> **Aim of the task**
Reproduce every one of the records below word for word, but leave out the pictures.

··········

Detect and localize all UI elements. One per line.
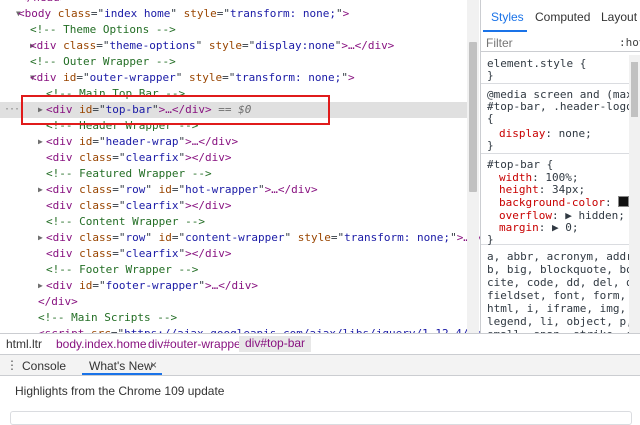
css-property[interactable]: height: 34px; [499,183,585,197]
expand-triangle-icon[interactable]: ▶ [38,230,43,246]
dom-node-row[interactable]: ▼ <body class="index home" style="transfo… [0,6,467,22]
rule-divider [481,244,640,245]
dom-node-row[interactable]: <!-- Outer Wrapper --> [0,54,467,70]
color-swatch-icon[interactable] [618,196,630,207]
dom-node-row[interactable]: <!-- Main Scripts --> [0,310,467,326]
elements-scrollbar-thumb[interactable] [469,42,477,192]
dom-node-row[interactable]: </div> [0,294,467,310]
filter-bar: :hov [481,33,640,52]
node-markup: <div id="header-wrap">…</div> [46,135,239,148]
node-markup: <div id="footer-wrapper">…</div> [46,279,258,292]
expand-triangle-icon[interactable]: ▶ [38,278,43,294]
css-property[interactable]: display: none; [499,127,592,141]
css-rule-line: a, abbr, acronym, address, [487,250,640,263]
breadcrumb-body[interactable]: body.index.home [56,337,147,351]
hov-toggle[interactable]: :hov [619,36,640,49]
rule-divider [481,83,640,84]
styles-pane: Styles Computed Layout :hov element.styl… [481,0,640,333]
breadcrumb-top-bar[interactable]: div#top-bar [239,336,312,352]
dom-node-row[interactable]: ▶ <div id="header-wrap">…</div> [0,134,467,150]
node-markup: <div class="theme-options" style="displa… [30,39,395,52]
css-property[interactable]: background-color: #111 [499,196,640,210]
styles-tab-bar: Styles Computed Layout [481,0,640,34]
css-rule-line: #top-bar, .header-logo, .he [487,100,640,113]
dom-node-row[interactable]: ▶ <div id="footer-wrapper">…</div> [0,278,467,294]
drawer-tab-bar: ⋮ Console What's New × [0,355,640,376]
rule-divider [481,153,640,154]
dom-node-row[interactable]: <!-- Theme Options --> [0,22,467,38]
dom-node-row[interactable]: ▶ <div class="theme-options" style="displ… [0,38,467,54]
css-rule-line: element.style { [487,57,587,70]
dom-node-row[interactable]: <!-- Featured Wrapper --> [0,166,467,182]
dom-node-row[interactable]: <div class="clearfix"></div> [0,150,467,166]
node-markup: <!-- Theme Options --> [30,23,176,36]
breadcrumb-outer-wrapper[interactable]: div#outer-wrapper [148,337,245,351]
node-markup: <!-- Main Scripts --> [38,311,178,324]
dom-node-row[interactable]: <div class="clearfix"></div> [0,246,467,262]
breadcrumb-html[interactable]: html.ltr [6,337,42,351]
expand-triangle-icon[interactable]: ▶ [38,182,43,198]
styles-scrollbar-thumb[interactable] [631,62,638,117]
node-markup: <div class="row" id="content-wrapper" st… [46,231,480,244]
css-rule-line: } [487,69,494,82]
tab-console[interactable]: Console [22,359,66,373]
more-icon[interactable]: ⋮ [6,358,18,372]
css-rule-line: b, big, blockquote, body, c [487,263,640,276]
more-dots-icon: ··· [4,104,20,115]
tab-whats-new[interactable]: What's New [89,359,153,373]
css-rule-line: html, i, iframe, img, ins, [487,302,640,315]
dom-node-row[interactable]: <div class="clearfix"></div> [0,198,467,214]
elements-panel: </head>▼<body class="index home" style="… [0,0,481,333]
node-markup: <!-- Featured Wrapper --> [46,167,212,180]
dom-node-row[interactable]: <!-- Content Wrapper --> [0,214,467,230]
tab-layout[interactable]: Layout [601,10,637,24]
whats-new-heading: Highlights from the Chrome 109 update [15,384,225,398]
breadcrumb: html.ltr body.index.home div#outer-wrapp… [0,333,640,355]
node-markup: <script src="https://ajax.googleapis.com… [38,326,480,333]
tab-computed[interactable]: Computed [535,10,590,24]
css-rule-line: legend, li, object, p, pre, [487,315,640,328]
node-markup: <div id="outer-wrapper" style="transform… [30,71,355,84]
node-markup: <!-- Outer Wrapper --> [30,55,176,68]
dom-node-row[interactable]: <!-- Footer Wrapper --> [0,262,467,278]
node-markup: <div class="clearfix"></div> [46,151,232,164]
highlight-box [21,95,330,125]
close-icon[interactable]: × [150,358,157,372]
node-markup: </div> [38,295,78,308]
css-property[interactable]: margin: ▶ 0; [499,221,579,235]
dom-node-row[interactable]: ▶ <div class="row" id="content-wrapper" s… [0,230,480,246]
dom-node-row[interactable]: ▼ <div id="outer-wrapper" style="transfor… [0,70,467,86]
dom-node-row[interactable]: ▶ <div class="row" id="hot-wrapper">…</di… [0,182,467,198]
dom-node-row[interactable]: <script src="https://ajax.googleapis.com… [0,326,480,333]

··········

> **Output below**
Detect and localize all UI elements. One per line.
css-property[interactable]: height: 34px; [499,183,585,197]
expand-triangle-icon[interactable]: ▶ [38,230,43,246]
dom-node-row[interactable]: ▼ <body class="index home" style="transfo… [0,6,467,22]
rule-divider [481,244,640,245]
dom-node-row[interactable]: <!-- Outer Wrapper --> [0,54,467,70]
color-swatch-icon[interactable] [618,196,630,207]
dom-node-row[interactable]: <!-- Main Scripts --> [0,310,467,326]
elements-scrollbar-thumb[interactable] [469,42,477,192]
dom-node-row[interactable]: </div> [0,294,467,310]
filter-bar: :hov [481,33,640,52]
node-markup: <div id="header-wrap">…</div> [46,135,239,148]
node-markup: <div id="footer-wrapper">…</div> [46,279,258,292]
expand-triangle-icon[interactable]: ▶ [38,278,43,294]
css-property[interactable]: display: none; [499,127,592,141]
css-rule-line: a, abbr, acronym, address, [487,250,640,263]
breadcrumb-body[interactable]: body.index.home [56,337,147,351]
hov-toggle[interactable]: :hov [619,36,640,49]
rule-divider [481,83,640,84]
styles-pane: Styles Computed Layout :hov element.styl… [481,0,640,333]
breadcrumb-top-bar[interactable]: div#top-bar [239,336,312,352]
dom-node-row[interactable]: ▶ <div id="header-wrap">…</div> [0,134,467,150]
node-markup: <div class="theme-options" style="displa… [30,39,395,52]
css-property[interactable]: background-color: #111 [499,196,640,210]
styles-tab-bar: Styles Computed Layout [481,0,640,34]
css-rule-line: #top-bar, .header-logo, .he [487,100,640,113]
dom-node-row[interactable]: ▶ <div id="footer-wrapper">…</div> [0,278,467,294]
drawer-tab-bar: ⋮ Console What's New × [0,355,640,376]
rule-divider [481,153,640,154]
dom-node-row[interactable]: <!-- Theme Options --> [0,22,467,38]
dom-node-row[interactable]: ▶ <div class="theme-options" style="displ… [0,38,467,54]
css-rule-line: element.style { [487,57,587,70]
dom-node-row[interactable]: <!-- Featured Wrapper --> [0,166,467,182]
dom-node-row[interactable]: <div class="clearfix"></div> [0,150,467,166]
node-markup: <!-- Theme Options --> [30,23,176,36]
breadcrumb-outer-wrapper[interactable]: div#outer-wrapper [148,337,245,351]
node-markup: <!-- Main Scripts --> [38,311,178,324]
dom-node-row[interactable]: <div class="clearfix"></div> [0,246,467,262]
breadcrumb-html[interactable]: html.ltr [6,337,42,351]
expand-triangle-icon[interactable]: ▶ [38,182,43,198]
styles-scrollbar-thumb[interactable] [631,62,638,117]
node-markup: <div class="row" id="content-wrapper" st… [46,231,480,244]
css-rule-line: } [487,69,494,82]
tab-console[interactable]: Console [22,359,66,373]
more-icon[interactable]: ⋮ [6,358,18,372]
css-rule-line: b, big, blockquote, body, c [487,263,640,276]
more-dots-icon: ··· [4,104,20,115]
tab-whats-new[interactable]: What's New [89,359,153,373]
css-rule-line: html, i, iframe, img, ins, [487,302,640,315]
dom-node-row[interactable]: <div class="clearfix"></div> [0,198,467,214]
elements-panel: </head>▼<body class="index home" style="… [0,0,481,333]
node-markup: <!-- Featured Wrapper --> [46,167,212,180]
dom-node-row[interactable]: <!-- Content Wrapper --> [0,214,467,230]
tab-layout[interactable]: Layout [601,10,637,24]
whats-new-heading: Highlights from the Chrome 109 update [15,384,225,398]
breadcrumb: html.ltr body.index.home div#outer-wrapp… [0,333,640,355]
node-markup: <script src="https://ajax.googleapis.com… [38,326,480,333]
tab-computed[interactable]: Computed [535,10,590,24]
css-rule-line: legend, li, object, p, pre, [487,315,640,328]
node-markup: <div id="outer-wrapper" style="transform… [30,71,355,84]
node-markup: <!-- Outer Wrapper --> [30,55,176,68]
dom-node-row[interactable]: <!-- Footer Wrapper --> [0,262,467,278]
node-markup: <div class="clearfix"></div> [46,151,232,164]
highlight-box [21,95,330,125]
close-icon[interactable]: × [150,358,157,372]
node-markup: </div> [38,295,78,308]
css-property[interactable]: margin: ▶ 0; [499,221,579,235]
dom-node-row[interactable]: ▶ <div class="row" id="content-wrapper" s… [0,230,480,246]
dom-node-row[interactable]: ▼ <div id="outer-wrapper" style="transfor… [0,70,467,86]
dom-node-row[interactable]: ▶ <div class="row" id="hot-wrapper">…</di… [0,182,467,198]
dom-node-row[interactable]: <script src="https://ajax.googleapis.com… [0,326,480,333]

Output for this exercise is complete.